>> start DATA SECTION

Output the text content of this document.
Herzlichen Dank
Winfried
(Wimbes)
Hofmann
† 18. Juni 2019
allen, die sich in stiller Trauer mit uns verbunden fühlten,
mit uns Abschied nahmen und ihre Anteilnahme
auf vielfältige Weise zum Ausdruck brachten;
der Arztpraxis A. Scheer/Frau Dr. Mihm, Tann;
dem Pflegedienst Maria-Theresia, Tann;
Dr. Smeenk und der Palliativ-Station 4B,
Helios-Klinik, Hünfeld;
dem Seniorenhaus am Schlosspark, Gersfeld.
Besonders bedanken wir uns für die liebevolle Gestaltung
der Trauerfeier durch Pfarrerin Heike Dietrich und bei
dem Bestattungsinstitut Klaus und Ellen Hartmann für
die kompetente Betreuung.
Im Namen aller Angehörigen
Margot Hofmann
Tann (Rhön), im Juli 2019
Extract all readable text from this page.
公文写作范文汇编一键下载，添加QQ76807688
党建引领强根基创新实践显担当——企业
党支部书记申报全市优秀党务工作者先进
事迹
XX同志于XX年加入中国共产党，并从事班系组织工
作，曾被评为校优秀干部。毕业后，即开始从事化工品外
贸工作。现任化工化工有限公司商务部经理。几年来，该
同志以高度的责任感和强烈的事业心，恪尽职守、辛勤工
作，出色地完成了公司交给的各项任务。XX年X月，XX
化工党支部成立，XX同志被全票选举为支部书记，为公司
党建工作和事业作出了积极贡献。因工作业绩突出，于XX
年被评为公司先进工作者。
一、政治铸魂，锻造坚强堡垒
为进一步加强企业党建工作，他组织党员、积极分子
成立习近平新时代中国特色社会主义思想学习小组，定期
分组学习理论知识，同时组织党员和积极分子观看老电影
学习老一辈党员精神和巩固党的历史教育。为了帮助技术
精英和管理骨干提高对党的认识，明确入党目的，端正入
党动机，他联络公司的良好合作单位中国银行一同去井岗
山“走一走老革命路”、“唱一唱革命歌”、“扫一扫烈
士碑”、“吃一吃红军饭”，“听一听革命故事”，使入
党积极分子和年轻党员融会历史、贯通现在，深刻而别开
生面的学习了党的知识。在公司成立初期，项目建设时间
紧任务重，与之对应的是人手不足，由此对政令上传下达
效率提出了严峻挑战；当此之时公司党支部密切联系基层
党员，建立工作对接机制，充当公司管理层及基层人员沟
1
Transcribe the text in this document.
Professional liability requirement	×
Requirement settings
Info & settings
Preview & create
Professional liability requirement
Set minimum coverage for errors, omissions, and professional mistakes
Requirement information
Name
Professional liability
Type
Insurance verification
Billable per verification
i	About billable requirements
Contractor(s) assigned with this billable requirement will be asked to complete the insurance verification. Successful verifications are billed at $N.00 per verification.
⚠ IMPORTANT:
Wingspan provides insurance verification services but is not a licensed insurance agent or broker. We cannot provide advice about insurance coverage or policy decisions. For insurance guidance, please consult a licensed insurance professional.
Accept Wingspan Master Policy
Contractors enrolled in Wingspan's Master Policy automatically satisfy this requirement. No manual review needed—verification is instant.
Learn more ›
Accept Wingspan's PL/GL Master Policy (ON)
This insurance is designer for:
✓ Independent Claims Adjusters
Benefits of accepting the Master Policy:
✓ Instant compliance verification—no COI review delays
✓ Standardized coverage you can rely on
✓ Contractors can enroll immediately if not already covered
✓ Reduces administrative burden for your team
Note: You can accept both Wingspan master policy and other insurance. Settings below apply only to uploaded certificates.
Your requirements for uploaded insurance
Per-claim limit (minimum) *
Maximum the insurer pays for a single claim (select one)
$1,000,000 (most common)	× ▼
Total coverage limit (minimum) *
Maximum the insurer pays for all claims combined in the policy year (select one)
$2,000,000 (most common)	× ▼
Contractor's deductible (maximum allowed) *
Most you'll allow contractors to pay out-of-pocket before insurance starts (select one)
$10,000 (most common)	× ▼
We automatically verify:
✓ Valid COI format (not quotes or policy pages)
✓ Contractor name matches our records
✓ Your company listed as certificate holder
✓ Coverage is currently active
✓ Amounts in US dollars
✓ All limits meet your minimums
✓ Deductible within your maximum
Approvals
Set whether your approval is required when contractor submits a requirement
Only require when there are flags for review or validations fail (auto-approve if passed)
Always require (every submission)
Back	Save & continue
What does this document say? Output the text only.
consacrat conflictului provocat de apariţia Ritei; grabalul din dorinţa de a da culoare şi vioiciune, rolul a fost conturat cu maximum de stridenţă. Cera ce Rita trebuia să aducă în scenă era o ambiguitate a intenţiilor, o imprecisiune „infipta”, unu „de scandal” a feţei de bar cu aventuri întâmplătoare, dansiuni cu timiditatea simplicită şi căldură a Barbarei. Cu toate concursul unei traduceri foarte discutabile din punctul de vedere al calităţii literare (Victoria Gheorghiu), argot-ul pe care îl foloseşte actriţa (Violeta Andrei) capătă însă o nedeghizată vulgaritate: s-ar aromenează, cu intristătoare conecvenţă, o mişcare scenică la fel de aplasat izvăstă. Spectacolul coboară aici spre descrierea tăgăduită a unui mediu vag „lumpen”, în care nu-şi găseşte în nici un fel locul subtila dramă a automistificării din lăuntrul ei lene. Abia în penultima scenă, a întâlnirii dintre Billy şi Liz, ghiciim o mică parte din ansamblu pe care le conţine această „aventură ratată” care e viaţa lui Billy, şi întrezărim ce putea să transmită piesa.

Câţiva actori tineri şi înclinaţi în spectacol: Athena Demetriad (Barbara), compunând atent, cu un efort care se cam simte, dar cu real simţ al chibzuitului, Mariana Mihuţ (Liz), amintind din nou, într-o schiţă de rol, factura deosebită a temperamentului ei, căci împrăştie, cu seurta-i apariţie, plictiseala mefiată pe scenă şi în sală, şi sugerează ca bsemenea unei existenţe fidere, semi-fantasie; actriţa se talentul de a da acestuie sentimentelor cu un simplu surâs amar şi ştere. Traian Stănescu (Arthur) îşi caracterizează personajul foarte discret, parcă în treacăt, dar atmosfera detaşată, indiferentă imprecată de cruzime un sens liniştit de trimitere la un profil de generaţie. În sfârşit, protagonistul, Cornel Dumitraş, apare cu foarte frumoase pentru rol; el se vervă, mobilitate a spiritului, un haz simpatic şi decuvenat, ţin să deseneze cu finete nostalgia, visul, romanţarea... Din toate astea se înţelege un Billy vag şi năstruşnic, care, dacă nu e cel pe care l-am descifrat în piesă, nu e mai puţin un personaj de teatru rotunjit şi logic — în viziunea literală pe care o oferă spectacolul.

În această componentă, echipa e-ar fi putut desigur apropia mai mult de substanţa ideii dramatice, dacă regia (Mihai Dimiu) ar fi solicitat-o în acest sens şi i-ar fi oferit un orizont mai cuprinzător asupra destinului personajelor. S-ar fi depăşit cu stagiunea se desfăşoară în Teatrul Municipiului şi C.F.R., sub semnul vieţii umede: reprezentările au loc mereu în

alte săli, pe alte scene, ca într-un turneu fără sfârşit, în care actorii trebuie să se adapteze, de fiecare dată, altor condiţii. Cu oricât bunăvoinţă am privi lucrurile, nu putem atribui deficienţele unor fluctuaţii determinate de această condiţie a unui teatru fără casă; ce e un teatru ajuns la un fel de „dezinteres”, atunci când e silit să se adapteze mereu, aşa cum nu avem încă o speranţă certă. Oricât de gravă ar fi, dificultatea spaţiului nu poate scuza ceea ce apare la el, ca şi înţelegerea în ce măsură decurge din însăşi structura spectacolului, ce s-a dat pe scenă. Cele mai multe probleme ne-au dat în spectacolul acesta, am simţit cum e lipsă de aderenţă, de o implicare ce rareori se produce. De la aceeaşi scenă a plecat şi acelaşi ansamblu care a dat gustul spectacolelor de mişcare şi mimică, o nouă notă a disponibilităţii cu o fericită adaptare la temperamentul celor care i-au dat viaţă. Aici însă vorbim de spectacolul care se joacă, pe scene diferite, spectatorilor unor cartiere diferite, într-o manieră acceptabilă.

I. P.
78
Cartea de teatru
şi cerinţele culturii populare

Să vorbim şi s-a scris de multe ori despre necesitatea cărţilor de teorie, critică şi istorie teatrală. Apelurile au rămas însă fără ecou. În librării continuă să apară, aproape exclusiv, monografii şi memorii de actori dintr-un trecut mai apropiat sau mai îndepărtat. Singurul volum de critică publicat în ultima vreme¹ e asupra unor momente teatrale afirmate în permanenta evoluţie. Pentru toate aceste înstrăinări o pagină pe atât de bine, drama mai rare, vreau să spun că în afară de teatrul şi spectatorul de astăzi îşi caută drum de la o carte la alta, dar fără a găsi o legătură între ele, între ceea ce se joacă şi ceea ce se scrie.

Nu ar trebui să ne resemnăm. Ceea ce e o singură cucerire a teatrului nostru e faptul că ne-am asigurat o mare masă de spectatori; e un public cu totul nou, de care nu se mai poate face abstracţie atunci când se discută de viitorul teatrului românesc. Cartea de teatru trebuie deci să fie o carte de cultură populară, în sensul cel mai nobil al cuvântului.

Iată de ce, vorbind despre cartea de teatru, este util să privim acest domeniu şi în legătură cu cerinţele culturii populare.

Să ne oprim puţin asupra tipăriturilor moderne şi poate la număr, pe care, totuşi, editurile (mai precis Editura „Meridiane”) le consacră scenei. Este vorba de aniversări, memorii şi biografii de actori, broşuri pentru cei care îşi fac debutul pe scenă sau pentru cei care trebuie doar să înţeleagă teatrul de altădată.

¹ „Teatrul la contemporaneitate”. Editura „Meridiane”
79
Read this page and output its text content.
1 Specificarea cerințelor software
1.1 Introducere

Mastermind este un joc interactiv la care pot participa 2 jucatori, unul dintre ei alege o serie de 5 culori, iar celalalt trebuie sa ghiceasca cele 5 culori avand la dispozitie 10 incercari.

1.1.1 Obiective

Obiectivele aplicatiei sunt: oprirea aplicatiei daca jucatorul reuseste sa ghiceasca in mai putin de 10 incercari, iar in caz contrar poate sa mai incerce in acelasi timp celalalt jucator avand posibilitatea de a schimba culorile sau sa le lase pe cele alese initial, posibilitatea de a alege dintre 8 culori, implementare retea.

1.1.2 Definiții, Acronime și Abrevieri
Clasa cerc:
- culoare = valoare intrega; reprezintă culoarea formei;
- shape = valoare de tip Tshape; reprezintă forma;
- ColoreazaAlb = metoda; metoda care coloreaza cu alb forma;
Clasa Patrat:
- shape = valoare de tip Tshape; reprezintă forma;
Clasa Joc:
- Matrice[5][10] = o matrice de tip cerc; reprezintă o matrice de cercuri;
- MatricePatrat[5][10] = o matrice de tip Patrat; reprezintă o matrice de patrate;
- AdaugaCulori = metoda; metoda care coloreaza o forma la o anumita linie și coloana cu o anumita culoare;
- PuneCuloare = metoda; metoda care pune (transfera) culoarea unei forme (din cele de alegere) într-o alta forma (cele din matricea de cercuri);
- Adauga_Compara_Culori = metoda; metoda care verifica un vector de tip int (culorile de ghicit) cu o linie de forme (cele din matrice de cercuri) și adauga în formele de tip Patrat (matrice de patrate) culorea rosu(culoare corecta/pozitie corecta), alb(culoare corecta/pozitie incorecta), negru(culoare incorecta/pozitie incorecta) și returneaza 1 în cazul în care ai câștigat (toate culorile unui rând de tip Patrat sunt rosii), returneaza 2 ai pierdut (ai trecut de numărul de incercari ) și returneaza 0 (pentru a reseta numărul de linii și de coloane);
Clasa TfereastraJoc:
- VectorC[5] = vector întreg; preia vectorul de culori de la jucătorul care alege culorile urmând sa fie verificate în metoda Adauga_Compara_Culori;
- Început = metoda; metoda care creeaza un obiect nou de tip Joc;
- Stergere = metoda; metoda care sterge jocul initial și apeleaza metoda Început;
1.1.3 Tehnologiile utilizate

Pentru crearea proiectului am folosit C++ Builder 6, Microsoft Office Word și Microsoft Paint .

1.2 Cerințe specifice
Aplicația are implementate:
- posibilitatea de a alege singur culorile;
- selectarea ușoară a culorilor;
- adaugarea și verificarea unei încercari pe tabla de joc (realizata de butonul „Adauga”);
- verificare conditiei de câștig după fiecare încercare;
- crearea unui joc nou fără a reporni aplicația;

>> end DATA SECTION

● THE REQUEST: Wherever a line in the data above holds "common", copy that line.

● WRITTEN SOLUTION:
$1,000,000 (most common)	× ▼
$2,000,000 (most common)	× ▼
$10,000 (most common)	× ▼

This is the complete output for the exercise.